◆ Exercise aim ◆
From the entries below, please gather each line containing the string "site".

◆ Supplied information ◆

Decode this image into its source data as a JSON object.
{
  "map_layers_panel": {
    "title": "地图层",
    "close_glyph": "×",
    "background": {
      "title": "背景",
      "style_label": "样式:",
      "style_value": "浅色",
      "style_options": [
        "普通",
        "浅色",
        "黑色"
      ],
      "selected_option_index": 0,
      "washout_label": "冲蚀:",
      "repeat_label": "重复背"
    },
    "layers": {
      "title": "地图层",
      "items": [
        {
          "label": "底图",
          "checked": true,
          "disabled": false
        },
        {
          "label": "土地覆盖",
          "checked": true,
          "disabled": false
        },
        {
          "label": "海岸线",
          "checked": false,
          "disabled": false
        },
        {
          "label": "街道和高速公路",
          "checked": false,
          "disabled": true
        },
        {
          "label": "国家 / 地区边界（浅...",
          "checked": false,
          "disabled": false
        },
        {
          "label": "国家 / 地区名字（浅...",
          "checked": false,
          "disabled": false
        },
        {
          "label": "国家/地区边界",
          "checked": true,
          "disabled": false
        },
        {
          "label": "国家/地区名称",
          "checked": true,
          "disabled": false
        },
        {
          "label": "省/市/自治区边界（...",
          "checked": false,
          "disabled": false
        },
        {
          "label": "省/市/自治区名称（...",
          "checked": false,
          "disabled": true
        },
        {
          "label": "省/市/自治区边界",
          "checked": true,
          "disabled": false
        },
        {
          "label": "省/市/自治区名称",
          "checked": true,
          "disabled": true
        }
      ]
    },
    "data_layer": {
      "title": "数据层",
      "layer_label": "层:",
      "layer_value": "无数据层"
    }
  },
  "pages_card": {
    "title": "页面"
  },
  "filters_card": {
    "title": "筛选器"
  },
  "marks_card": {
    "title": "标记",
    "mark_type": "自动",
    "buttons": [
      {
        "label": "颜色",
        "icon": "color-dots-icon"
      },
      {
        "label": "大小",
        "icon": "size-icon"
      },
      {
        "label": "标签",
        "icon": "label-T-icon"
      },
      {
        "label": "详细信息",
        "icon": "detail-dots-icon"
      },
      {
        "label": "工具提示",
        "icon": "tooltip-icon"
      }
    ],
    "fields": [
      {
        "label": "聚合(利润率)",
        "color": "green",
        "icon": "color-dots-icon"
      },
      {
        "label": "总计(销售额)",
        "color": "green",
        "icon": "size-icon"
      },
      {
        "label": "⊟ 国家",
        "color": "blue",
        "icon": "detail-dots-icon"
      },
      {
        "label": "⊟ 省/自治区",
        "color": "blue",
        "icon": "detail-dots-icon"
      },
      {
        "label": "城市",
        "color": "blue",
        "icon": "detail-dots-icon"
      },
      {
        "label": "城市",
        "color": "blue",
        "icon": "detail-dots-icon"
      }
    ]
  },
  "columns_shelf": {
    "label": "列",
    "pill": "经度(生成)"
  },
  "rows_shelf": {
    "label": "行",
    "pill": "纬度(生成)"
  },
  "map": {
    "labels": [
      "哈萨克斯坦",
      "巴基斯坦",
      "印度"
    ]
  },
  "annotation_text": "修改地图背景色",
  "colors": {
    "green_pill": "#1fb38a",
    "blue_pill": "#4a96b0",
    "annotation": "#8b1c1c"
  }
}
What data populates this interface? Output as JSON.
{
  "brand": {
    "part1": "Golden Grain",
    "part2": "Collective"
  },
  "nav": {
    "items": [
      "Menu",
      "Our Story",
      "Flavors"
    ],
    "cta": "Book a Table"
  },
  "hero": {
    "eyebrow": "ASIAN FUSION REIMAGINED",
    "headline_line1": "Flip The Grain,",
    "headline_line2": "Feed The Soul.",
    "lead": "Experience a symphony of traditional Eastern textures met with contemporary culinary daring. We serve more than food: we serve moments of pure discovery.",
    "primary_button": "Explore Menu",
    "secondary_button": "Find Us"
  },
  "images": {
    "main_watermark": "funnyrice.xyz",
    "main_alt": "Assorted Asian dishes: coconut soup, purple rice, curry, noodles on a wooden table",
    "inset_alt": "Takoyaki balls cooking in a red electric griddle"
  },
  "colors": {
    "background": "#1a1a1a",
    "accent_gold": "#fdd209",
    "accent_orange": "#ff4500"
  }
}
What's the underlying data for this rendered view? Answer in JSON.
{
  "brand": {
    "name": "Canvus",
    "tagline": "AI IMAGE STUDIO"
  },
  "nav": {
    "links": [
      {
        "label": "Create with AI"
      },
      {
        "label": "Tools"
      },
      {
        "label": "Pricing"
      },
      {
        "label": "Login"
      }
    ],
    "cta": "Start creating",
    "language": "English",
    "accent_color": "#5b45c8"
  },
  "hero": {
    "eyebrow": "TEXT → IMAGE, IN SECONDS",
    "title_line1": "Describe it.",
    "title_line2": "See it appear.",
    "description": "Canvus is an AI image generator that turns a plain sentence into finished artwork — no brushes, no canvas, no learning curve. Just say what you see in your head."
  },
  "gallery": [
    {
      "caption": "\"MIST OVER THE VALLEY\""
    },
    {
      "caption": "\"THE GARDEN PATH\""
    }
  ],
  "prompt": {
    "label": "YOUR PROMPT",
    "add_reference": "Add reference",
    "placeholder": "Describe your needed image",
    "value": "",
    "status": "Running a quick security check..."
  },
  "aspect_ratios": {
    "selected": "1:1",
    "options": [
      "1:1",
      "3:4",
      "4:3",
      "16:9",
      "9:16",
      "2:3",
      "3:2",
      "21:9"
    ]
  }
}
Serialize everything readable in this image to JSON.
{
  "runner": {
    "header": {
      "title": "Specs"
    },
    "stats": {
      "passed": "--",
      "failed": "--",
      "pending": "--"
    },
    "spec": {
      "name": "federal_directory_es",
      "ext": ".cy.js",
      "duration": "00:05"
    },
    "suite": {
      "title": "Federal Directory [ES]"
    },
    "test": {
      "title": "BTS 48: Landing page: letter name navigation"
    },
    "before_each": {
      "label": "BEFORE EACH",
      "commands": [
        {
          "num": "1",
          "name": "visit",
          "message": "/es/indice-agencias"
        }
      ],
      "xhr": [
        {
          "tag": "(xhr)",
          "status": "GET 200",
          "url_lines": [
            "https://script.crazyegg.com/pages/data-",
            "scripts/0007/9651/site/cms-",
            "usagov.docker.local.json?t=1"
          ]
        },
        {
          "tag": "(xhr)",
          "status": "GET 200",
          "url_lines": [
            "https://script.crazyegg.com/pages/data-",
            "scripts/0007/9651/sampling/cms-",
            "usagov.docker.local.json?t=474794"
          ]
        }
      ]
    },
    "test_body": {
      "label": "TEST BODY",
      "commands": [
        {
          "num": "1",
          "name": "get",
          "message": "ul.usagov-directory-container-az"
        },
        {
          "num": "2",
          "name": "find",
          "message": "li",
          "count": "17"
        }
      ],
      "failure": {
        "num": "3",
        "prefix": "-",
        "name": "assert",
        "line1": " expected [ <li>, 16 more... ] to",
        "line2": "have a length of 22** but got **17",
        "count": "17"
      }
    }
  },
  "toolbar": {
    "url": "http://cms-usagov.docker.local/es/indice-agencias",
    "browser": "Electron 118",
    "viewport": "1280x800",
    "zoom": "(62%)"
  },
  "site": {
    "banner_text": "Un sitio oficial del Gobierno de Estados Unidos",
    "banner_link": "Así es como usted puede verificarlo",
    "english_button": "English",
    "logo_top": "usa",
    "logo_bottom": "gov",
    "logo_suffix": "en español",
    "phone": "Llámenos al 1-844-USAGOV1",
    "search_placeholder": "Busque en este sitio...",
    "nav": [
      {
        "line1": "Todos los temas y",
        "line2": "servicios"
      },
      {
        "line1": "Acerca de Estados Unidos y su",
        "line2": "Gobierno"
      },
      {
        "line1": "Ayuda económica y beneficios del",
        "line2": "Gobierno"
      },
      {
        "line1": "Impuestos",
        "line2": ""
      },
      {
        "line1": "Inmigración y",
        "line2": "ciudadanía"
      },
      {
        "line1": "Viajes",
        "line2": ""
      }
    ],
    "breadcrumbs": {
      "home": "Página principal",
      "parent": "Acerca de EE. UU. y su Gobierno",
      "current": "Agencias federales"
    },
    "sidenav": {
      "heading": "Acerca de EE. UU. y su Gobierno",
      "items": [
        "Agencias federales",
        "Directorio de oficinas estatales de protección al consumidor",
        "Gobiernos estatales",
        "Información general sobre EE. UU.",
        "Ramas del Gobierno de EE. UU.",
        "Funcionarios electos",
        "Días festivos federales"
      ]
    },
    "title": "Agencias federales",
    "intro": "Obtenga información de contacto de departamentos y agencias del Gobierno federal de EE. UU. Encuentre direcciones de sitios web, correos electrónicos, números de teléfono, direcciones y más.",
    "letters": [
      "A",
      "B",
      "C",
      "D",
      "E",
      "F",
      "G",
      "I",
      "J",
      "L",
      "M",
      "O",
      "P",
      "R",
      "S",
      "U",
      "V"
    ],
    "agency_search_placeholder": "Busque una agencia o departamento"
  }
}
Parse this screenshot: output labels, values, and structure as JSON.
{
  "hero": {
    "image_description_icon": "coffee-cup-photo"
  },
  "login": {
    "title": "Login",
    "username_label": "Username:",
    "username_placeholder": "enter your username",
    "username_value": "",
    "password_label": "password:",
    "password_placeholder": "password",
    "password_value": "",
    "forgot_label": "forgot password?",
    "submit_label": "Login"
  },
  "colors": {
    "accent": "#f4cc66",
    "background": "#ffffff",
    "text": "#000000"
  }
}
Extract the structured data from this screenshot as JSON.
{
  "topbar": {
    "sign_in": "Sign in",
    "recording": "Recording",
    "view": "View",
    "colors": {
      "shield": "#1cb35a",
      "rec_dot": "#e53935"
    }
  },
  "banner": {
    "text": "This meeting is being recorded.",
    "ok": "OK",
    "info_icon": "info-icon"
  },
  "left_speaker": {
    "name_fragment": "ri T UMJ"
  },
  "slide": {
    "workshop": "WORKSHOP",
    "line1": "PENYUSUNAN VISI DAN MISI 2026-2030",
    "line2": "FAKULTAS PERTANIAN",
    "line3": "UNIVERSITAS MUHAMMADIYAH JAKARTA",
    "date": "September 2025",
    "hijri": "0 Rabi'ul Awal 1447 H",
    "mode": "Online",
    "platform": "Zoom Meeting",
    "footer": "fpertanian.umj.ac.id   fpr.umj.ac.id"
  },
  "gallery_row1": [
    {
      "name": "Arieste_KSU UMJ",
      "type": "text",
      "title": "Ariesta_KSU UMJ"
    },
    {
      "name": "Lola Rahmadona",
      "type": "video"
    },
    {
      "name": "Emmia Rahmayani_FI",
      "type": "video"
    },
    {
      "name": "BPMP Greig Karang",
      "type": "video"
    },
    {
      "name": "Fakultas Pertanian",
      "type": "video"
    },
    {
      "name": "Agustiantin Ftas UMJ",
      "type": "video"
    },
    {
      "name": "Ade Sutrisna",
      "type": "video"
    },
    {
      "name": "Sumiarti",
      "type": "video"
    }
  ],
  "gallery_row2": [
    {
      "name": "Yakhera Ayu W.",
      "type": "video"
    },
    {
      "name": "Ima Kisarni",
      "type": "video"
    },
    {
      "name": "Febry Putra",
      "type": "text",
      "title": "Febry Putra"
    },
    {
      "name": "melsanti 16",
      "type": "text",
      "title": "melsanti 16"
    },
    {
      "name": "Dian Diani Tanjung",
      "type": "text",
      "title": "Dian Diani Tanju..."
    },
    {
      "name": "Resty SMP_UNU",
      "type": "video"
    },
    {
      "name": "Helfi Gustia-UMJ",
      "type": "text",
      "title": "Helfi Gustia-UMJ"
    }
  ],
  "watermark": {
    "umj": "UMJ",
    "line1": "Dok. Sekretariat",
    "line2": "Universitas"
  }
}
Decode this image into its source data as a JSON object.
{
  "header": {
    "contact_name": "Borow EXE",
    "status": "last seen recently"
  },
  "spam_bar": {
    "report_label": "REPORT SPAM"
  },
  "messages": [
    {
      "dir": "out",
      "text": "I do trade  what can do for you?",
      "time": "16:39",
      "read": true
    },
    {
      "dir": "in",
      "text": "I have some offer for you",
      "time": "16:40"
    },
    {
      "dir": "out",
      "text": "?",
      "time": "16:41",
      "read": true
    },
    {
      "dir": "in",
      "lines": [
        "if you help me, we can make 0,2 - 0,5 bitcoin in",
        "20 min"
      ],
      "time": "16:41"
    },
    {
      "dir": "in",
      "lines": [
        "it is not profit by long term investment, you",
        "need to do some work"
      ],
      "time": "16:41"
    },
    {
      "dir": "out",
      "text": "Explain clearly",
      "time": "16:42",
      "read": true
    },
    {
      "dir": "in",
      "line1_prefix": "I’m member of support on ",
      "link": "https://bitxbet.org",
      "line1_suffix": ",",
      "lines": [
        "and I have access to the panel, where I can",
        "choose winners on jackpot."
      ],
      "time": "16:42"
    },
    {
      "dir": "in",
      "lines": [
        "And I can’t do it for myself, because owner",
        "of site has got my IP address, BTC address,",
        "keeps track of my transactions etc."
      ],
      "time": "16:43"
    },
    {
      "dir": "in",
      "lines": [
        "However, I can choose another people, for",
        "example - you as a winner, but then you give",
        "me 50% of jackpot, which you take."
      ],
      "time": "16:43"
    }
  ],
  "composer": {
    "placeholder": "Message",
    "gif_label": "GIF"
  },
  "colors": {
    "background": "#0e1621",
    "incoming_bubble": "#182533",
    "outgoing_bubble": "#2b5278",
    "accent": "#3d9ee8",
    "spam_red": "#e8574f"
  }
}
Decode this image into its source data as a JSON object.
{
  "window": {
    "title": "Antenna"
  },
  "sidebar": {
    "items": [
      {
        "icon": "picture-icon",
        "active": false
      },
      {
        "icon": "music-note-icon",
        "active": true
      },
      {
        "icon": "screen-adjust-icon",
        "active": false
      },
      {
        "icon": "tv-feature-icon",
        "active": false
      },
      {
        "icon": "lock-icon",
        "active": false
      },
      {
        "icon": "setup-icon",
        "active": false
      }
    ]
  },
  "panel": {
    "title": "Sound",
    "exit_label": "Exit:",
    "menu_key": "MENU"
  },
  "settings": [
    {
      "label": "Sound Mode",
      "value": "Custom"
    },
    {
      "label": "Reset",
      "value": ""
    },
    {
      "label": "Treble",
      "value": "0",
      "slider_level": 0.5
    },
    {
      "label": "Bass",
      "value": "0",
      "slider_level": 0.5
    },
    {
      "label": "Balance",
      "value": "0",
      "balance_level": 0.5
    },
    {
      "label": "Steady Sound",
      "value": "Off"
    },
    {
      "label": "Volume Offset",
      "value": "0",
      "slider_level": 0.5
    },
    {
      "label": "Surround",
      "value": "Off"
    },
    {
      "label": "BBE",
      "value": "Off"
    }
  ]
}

◆ Completed task ◆
            "scripts/0007/9651/site/cms-",
  "site": {
        "of site has got my IP address, BTC address,",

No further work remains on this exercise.